# What you need to do
Report how many lines contain "name", with no other words.

# Chart and figure data

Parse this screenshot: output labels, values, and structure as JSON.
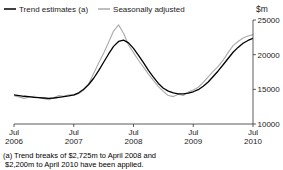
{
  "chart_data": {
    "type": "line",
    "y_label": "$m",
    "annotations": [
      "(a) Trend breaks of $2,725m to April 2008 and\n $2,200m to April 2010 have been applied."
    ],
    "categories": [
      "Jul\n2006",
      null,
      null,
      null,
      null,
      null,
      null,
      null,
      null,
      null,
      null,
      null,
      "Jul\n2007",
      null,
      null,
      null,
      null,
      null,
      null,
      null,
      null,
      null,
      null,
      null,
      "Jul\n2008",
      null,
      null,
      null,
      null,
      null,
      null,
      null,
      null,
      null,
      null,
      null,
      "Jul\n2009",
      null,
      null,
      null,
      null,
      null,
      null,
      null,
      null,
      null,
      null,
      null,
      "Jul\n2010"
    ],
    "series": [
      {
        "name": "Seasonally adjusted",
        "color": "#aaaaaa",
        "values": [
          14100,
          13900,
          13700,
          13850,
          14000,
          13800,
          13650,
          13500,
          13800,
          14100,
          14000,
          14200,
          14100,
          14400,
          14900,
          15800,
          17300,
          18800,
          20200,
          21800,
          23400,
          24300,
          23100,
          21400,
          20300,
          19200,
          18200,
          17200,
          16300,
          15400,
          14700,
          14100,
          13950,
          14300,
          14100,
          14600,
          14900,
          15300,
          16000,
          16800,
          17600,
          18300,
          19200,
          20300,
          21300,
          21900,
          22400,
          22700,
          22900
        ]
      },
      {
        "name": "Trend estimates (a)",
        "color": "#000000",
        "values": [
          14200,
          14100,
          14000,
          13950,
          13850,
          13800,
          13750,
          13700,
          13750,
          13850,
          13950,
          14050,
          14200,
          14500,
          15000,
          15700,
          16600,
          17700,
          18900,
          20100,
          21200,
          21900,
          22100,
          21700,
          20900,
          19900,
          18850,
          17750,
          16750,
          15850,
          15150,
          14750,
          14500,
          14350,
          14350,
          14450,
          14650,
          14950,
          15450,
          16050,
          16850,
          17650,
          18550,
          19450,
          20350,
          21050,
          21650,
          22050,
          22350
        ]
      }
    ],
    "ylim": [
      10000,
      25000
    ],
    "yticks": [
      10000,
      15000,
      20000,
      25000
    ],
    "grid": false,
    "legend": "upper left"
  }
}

# The completed task
2